— Supplied data —
■ ■ ■ ■ ■ ■ ■
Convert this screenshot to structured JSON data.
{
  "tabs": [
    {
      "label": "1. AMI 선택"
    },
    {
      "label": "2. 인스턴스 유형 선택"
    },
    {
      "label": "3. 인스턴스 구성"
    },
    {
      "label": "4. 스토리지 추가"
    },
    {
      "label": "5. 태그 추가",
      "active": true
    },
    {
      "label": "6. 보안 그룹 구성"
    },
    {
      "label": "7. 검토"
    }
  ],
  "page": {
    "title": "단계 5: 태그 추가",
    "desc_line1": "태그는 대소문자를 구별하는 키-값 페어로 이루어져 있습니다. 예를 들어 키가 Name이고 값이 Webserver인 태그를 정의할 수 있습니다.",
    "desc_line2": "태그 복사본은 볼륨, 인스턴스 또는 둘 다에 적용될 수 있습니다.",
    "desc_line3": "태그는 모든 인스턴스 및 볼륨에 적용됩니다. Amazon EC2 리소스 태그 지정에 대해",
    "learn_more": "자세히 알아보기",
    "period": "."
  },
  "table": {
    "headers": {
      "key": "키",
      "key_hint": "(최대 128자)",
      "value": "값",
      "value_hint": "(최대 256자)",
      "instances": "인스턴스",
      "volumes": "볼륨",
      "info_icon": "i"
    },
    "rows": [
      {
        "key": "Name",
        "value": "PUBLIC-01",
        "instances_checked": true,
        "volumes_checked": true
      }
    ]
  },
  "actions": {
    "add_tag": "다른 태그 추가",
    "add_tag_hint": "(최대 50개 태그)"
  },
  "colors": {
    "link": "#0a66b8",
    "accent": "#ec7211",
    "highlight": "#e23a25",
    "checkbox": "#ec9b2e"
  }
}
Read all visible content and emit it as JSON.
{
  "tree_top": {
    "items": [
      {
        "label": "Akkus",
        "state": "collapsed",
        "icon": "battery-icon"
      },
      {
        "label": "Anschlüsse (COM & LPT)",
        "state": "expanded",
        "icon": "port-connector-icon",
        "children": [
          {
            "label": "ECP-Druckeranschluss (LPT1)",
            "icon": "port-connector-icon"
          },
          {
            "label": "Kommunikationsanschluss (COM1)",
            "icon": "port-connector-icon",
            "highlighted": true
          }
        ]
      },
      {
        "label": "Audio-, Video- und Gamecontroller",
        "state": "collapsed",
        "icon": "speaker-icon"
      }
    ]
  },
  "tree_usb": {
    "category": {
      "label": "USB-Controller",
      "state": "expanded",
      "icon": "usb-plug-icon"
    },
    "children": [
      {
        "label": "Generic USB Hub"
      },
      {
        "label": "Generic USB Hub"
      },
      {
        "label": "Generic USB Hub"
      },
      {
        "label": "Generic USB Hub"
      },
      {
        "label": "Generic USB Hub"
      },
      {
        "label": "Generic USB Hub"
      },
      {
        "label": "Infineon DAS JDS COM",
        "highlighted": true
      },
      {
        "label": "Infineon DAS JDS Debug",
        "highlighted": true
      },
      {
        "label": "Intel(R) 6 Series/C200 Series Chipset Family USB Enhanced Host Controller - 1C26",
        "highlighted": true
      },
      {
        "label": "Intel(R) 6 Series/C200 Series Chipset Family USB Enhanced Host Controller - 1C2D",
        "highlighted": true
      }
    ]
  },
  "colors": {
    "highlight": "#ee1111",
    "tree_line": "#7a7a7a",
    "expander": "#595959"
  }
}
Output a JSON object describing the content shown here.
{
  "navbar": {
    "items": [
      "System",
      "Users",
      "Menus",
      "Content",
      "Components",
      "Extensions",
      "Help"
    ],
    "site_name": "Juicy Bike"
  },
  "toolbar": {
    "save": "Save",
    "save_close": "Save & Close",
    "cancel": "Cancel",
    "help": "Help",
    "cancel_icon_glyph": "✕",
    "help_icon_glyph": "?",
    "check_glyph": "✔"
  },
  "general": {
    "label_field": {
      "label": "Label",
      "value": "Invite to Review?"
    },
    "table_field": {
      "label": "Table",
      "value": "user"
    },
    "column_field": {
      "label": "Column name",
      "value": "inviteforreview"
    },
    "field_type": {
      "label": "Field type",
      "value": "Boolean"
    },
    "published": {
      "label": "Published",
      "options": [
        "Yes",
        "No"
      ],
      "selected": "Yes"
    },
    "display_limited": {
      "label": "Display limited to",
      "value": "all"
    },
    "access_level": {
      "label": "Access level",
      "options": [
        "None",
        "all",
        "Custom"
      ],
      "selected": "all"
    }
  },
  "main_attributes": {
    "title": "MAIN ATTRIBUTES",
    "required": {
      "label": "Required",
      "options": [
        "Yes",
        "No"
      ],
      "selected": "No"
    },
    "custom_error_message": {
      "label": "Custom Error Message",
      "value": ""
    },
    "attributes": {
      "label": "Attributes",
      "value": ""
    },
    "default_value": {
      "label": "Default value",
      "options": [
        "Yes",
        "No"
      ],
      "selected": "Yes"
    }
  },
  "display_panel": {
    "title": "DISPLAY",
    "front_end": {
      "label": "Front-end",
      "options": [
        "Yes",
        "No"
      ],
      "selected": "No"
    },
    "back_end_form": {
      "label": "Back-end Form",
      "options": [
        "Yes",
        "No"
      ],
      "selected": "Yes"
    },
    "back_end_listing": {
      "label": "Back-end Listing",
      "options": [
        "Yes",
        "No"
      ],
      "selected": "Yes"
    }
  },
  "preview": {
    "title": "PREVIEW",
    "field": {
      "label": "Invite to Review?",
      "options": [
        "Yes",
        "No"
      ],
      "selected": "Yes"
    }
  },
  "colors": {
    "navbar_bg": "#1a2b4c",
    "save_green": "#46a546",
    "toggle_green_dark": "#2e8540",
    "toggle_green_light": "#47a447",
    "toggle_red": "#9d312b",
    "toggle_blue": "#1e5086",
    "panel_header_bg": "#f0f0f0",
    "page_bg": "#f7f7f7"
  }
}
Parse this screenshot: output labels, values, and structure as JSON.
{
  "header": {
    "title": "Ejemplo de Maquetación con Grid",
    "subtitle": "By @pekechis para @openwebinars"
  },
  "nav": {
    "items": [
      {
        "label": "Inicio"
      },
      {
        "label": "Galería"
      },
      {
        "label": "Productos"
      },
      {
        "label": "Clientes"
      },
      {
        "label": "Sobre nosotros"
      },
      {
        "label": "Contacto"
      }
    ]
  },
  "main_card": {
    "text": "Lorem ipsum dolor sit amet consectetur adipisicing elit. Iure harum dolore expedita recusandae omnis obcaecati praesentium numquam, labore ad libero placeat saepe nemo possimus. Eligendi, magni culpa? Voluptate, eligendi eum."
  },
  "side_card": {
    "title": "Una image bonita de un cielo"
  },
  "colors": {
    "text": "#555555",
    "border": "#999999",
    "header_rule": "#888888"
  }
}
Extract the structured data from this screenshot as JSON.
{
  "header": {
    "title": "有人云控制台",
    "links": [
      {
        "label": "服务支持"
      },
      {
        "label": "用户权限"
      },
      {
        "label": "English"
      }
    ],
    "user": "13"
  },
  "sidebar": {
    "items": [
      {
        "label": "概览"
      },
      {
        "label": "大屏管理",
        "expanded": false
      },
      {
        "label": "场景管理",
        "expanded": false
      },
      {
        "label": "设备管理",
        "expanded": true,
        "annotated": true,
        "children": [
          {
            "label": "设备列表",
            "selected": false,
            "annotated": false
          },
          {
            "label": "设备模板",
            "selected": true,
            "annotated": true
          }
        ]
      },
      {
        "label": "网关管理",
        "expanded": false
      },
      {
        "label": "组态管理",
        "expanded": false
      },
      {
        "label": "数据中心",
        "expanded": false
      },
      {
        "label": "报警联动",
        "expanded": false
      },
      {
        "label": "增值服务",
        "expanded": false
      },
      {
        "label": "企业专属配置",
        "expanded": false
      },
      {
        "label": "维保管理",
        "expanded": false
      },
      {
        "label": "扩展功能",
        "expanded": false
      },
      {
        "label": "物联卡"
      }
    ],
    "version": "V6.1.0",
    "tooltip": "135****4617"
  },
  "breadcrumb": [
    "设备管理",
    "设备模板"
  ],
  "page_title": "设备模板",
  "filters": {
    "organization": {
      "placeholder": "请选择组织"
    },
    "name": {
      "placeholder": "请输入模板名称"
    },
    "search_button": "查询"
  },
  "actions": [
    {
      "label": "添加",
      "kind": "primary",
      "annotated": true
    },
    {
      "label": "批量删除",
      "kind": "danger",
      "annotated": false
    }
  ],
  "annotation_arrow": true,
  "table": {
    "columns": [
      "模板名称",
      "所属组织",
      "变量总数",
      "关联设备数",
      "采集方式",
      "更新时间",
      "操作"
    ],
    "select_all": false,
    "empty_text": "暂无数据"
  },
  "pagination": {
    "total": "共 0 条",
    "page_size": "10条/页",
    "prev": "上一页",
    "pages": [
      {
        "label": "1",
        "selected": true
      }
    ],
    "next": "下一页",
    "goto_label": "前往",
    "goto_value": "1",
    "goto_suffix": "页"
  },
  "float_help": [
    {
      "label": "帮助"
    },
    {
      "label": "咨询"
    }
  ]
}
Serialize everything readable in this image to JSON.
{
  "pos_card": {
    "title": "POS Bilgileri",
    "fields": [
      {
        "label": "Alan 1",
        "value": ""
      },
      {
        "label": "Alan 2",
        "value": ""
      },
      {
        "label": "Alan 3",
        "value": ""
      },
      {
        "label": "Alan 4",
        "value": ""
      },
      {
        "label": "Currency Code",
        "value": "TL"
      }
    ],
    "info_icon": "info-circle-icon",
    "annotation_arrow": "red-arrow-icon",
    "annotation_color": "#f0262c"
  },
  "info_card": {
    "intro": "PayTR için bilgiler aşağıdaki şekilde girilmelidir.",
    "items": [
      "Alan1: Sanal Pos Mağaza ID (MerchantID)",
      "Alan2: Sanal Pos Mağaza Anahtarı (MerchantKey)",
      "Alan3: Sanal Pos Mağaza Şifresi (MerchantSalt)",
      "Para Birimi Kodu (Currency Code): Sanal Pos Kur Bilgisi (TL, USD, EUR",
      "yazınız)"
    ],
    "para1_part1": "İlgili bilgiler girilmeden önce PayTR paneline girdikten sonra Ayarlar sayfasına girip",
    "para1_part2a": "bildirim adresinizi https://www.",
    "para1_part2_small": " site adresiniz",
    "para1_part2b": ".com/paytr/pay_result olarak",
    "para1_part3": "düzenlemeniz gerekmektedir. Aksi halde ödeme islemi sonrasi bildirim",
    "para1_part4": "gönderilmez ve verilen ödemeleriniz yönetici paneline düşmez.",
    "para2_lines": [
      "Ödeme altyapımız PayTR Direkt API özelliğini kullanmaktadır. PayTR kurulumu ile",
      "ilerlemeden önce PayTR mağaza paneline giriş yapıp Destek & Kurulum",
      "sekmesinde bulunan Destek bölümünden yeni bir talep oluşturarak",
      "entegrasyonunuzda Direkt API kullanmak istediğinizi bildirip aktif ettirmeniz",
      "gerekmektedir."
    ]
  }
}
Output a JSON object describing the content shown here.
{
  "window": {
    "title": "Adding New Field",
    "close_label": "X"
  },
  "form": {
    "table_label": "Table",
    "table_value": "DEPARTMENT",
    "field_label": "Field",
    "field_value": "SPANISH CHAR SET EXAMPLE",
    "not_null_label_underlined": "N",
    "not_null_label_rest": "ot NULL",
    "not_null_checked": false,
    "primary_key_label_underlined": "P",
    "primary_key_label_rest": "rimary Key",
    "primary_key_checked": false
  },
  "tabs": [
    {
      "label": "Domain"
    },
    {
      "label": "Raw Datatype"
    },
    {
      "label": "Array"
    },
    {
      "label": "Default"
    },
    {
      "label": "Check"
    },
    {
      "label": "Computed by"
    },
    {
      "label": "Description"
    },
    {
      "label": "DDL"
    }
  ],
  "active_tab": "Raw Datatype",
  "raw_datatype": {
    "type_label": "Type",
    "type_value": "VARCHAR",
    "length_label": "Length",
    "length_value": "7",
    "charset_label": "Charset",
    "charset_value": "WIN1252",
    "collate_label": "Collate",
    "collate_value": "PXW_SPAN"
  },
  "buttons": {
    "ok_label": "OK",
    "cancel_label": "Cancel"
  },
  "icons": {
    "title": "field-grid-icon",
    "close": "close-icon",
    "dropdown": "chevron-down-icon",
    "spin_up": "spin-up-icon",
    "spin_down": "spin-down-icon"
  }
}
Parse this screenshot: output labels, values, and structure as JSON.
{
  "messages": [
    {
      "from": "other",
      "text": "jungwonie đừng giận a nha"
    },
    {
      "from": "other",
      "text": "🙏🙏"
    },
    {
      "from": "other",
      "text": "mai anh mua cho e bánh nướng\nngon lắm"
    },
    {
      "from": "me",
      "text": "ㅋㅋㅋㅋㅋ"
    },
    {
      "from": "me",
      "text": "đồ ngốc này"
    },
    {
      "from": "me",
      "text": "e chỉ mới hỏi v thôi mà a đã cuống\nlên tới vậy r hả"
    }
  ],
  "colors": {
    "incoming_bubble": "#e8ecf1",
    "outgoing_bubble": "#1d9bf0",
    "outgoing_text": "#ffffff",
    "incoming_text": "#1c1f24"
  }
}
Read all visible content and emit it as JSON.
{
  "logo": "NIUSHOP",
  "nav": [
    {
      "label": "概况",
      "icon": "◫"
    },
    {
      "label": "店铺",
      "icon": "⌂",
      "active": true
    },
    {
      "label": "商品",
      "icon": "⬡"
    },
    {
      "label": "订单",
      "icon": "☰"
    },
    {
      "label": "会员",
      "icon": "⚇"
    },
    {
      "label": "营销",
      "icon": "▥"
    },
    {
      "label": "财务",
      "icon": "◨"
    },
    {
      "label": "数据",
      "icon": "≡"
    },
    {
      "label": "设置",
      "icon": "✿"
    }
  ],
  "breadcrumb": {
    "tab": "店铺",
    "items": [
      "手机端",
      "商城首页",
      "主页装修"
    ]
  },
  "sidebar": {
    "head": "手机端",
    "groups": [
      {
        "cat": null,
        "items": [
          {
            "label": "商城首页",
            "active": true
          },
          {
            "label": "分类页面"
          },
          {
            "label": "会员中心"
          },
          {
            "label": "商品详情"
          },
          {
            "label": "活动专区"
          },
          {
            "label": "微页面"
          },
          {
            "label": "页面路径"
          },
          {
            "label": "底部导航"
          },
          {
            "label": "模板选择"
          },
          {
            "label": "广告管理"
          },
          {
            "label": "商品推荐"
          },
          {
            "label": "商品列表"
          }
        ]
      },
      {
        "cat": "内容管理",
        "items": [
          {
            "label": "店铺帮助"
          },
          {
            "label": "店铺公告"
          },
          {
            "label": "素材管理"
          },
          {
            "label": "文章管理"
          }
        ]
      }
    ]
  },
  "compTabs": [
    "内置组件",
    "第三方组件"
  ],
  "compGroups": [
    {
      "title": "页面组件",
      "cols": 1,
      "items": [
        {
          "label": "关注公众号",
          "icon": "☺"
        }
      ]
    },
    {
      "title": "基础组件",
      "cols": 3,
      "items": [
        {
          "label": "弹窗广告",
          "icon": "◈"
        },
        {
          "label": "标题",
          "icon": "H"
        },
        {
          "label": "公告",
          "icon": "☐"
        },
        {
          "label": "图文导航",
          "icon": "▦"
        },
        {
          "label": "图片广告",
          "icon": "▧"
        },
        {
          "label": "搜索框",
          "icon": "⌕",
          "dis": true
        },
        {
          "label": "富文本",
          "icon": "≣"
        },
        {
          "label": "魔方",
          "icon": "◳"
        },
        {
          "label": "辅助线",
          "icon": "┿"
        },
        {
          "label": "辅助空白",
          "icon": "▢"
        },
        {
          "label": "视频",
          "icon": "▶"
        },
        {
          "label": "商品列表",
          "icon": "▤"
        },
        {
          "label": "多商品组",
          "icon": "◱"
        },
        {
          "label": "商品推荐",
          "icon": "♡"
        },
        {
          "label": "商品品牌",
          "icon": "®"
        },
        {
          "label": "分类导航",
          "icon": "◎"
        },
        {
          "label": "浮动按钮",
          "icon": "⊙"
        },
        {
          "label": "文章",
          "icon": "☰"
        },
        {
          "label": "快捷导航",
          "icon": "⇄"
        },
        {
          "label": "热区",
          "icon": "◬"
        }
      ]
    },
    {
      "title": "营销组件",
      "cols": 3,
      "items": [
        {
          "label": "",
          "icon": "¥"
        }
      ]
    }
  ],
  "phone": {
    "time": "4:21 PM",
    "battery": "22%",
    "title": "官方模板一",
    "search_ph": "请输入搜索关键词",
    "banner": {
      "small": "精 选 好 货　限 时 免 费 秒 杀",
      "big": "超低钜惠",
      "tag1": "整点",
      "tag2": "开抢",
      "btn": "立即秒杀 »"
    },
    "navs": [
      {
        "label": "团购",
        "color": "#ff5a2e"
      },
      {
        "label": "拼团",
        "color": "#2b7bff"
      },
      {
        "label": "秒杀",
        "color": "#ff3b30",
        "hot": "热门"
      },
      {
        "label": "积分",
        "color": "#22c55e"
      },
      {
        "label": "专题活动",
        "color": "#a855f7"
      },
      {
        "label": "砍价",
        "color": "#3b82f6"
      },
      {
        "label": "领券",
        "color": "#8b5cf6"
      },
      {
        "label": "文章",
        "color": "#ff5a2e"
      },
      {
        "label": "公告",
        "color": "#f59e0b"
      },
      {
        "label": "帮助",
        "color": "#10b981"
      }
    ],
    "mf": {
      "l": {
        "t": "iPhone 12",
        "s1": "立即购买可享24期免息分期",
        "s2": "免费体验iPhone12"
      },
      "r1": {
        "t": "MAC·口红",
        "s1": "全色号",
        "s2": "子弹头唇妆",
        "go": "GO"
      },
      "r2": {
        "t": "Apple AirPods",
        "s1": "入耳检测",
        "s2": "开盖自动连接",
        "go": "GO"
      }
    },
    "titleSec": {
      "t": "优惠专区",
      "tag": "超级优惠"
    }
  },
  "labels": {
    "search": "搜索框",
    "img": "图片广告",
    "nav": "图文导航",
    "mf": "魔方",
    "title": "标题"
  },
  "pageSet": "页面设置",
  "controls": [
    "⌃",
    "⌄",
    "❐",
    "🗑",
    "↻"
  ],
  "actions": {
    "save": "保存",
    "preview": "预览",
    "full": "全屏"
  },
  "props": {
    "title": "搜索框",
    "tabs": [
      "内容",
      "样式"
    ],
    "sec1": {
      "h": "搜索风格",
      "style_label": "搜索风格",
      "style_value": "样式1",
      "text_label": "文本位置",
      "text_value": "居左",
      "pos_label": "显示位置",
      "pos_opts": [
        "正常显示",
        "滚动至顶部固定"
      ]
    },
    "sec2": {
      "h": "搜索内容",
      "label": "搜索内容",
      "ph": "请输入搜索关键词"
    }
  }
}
■ ■ ■ ■ ■ ■ ■
— Objective —
State how many lines of the records above contain "down", with no words besides the number.

— Written answer —
2